::: Texte source :::

Les dommages financiers également ont des conséquences médicales. Comme pour Monique, 31 ans, du Catering (préparation des repas), qui ne peut plus «payer les factures actuelles, ni les soins de santé de mon mari.» L'impact médical de la faillite n'est pas chiffrable et comporte une portée plus large: tous les aspects de la vie quotidienne du personnel en sont marqués ainsi que l'entourage familial.
«Il n'y que les travailleurs qui puissent juger des conséquences de la faillite, estime Nele Vandenbempt. Les politiciens impliqués dans la faillite voudraient nous faire croire que la commission parlementaire apportera la vérité. Ce matin, j'ai assisté à une séance de la commission. Dehaene était convoqué. Il a d'emblée reporter la responsabilité de la faillite sur les travailleurs, les accusant d'avoir manqué de motivation au travail, comme dans les autres entreprises publiques. Comment des Dehaene ou des Di Rupo ­ qui ont signé la privatisation ­ peuvent-ils comprendre la détresse des travailleurs. Seul un tribunal populaire est à même de révéler toute la souffrance subie par les travailleurs. Et d'exiger que les responsables rendent des comptes.»
Samedi 9 novembre
Tribunal populaire Sabena
La Sabena comptait plus de 17.000 Eliane, Nourdine, Alain, Maria... Ces témoignages vous ont touchés, venez écouter d'autres travailleurs. Vous connaissez d'anciens Sabéniens: demandez-leur de témoigner. Vous êtes vous-même un ancien Sabénien: venez au Tribunal populaire pour présenter vos propres griefs.
· 16-19h: audience du Tribunal populaire, à «Ons Huis», stationstraat 58, 1930 Zaventem (tout près de la gare). PAF: 3€.
· A partir de 20h30: soirée avec la troupe de l'apprenti poète, Close et Bobby. PAF tribunal + soirée: 7€. Petite restauration sur place. Infos: http://www.tribunal-sabena.be.


triste histoire...
by Christophe R. Tuesday October 29, 2002 at 03:26 PM

Triste histoire que celle de la Sabena qui a laissé des milliers de familles sur le bord de la route...

Comment en est-on arrivé là ?

::: Données extraites :::

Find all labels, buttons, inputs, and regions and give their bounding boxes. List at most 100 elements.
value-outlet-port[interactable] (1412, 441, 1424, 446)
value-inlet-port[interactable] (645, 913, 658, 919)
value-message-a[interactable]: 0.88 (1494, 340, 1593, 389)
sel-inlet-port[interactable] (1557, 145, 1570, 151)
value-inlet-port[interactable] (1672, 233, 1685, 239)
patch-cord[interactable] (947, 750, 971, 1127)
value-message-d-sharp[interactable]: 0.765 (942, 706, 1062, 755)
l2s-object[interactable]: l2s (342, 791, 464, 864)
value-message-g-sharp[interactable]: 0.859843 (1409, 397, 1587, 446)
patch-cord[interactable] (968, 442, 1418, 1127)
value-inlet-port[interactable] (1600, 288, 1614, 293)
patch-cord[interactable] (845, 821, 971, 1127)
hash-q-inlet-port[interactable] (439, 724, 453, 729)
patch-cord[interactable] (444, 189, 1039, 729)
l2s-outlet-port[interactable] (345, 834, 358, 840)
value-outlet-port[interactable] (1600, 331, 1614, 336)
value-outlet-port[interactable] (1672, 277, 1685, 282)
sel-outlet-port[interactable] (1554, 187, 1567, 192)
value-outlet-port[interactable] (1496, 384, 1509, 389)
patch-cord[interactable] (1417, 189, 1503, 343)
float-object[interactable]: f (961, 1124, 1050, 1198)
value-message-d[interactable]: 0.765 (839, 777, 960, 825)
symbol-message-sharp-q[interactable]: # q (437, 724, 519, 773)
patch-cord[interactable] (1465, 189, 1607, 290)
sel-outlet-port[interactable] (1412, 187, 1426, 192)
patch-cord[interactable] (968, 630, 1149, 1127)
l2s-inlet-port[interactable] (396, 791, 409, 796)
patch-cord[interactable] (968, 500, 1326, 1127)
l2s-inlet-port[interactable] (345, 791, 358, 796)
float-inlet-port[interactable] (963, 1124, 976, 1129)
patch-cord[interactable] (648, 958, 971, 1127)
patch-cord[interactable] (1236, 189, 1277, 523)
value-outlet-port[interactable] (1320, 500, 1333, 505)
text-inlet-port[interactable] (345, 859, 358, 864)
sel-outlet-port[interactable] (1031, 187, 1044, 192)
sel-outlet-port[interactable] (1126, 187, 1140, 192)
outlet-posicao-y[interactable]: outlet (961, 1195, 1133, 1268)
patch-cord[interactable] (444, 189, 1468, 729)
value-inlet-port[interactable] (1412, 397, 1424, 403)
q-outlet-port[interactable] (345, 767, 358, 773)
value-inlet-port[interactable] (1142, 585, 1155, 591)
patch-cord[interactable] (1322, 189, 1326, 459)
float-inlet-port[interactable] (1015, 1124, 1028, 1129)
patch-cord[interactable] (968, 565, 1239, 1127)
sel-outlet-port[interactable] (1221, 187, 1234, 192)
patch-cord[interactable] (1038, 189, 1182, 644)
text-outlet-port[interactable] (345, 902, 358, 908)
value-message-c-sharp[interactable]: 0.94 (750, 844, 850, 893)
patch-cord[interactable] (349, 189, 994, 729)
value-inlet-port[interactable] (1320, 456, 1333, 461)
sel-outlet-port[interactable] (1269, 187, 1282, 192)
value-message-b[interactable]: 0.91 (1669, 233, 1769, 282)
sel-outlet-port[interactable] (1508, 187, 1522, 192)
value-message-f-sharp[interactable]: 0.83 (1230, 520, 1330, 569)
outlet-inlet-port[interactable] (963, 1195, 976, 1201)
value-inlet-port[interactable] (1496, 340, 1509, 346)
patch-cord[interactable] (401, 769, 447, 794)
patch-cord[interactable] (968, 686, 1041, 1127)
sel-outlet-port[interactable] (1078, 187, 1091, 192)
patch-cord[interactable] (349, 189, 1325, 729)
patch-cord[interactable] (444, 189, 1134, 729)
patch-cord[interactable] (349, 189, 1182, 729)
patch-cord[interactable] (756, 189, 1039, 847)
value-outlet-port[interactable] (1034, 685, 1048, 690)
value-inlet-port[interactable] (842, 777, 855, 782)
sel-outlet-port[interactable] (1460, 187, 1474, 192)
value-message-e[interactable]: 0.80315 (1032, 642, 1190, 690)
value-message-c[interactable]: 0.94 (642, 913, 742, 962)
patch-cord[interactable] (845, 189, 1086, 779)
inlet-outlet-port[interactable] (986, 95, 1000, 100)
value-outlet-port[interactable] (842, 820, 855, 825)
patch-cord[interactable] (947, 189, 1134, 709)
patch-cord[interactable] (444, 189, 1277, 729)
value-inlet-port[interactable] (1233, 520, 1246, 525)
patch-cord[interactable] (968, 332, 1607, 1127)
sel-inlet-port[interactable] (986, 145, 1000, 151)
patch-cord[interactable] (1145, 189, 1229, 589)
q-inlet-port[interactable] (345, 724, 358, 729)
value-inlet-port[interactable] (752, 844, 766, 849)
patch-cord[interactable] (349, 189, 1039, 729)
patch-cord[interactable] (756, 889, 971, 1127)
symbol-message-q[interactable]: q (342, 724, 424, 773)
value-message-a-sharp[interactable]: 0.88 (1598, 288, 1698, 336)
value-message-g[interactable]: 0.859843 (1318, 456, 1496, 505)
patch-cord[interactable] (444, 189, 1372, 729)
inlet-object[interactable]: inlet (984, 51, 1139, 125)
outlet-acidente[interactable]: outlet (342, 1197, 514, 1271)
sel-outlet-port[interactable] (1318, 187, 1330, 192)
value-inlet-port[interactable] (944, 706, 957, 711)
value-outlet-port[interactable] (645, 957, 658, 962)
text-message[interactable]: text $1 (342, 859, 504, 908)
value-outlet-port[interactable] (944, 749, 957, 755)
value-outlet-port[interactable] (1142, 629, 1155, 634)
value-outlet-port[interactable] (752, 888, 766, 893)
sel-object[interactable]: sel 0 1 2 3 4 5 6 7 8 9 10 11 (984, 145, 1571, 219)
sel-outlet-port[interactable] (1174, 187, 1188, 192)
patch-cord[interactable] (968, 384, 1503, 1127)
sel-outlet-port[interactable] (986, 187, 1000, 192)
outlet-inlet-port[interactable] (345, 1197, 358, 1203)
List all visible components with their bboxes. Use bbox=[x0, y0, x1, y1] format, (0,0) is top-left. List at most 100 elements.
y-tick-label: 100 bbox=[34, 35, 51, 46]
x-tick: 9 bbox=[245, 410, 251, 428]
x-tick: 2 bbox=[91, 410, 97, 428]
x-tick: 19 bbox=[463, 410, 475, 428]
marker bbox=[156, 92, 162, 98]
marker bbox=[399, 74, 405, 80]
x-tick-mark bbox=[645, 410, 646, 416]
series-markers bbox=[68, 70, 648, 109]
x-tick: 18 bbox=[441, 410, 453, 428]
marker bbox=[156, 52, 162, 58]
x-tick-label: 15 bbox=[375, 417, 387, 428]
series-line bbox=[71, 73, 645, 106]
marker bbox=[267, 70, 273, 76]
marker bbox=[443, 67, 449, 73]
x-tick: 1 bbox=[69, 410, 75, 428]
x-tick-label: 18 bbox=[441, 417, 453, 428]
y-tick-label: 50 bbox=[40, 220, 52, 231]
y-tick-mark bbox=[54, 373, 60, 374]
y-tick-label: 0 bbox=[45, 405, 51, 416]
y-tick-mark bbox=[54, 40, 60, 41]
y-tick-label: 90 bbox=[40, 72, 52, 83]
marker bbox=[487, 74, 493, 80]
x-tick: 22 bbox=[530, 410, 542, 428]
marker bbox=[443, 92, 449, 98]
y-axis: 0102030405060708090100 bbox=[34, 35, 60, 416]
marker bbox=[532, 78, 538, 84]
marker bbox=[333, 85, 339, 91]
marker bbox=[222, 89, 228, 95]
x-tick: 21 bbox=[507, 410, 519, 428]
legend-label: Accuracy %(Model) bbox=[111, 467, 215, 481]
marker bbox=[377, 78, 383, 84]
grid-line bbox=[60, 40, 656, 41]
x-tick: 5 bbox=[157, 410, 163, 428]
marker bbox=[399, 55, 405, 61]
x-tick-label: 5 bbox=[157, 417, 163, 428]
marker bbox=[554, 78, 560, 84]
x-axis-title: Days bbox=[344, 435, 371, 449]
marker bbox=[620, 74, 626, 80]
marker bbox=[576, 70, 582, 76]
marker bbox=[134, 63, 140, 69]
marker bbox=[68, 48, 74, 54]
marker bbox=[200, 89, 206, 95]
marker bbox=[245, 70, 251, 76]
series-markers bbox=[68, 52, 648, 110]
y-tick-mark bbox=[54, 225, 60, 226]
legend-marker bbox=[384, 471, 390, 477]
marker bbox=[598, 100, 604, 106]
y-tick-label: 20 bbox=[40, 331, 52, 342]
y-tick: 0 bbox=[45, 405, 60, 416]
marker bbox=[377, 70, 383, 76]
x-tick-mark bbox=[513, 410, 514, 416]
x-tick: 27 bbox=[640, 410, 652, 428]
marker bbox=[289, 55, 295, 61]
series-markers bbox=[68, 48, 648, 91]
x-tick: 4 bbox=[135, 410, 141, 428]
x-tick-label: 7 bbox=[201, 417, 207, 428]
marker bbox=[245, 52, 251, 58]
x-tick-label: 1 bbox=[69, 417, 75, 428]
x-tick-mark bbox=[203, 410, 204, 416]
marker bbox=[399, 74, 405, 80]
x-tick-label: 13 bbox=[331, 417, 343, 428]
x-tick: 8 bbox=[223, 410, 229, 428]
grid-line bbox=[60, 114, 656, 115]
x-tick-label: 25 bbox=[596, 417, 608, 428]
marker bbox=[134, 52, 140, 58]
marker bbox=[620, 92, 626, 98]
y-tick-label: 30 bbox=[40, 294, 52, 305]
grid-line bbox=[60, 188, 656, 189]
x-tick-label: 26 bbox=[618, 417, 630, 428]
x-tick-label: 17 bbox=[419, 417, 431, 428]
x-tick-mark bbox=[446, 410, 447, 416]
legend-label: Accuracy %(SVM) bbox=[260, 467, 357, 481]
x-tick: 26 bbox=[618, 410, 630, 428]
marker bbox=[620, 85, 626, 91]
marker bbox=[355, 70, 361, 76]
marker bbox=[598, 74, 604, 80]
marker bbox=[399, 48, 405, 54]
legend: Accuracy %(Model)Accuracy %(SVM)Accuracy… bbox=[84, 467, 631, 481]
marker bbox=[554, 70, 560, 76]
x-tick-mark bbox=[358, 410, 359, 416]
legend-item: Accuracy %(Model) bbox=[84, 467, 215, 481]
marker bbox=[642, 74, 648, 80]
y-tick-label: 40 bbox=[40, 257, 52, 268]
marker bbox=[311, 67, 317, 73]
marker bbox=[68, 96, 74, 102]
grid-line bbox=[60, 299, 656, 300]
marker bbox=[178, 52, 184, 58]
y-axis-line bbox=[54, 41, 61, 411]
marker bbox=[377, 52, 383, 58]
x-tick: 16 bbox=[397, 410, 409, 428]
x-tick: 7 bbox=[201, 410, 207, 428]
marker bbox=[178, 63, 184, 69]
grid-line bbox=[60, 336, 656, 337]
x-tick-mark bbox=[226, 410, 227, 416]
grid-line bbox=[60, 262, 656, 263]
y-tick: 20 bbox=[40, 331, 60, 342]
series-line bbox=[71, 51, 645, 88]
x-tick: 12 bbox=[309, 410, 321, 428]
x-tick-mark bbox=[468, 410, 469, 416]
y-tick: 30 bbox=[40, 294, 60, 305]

:::

*Actions à réaliser:*
1. Transcrivez tout le passage du texte sur la faillite de la Sabena allant de « Samedi 9 novembre » jusqu'à « triste histoire... ».
2. D'après le texte sur la faillite de la Sabena, à quelle adresse se tient l'audience du Tribunal populaire ?
3. Poursuivez le texte sur la faillite de la Sabena à partir de sa dernière phrase.

*Résultats attendus:*
1.
Samedi 9 novembre
Tribunal populaire Sabena
La Sabena comptait plus de 17.000 Eliane, Nourdine, Alain, Maria... Ces témoignages vous ont touchés, venez écouter d'autres travailleurs. Vous connaissez d'anciens Sabéniens: demandez-leur de témoigner. Vous êtes vous-même un ancien Sabénien: venez au Tribunal populaire pour présenter vos propres griefs.
· 16-19h: audience du Tribunal populaire, à «Ons Huis», stationstraat 58, 1930 Zaventem (tout près de la gare). PAF: 3€.
· A partir de 20h30: soirée avec la troupe de l'apprenti poète, Close et Bobby. PAF tribunal + soirée: 7€. Petite restauration sur place. Infos: http://www.tribunal-sabena.be.


triste histoire...

2. À « Ons Huis », stationstraat 58, 1930 Zaventem.

3.
Je ne suis pas un spécialiste, mais au vu de cet historique de la sabena que j'ai trouvé (Le Soir en ligne), l'ex compagnie aérienne belge a été depuis ses débuts un gouffre financier, une entreprise non-rentable (sauf durant quelques mois, en 1945).

La question n'est-elle pas alors : comment a-t-on permis à cette compagnie de survivre aussi longtemps, en jouant sur les rêves et la vie de milliers de travailleurs ?
Les employés de la Sabena n'étaient-ils pas conscients de vivre en plein mirage et en position scabreuse perpétuelle, dans une entreprise non-viable et mal gérée depuis sa naissance ?

En réponse à Christophe
by Julien V Tuesday October 29, 2002 at 04:35 PM
julienversteegh@yahoo.fr

Les éléments qui ressortent de la commission parlementaire et des différentes déclarations des responsables politiques concernés mettent clairement en évidence que la faillite a été organisée de toute pièce depuis 10 ans. La question n'est pas que la Sabena était un gouffre financié, c'est l'argument continuellement employé pour en fait justifié la faillite. A l'époque de Clabecq, le même argument était utilisé pour justifier la fermeture.
Dans le système capitaliste, la cause des faillite va toujours être reporté sur une tierce raison ou personne mais jamais sur le système même.
Je propose que tu viennes au tribunal car tous sera expliqué en long et en large, notamment les responsabilités des politiques dans cette faillite.

Citoyen ou client?
by Sasa Tuesday October 29, 2002 at 05:43 PM

Un autre point de vue serait peut-être de dire qu'un service publique N'A PAS à être rentable..
Qui sont les prochains sur la liste: la poste? la sncb? l'enseignement? la sécurité sociale? sommes-nous des citoyens ou des clients? Merde au privé.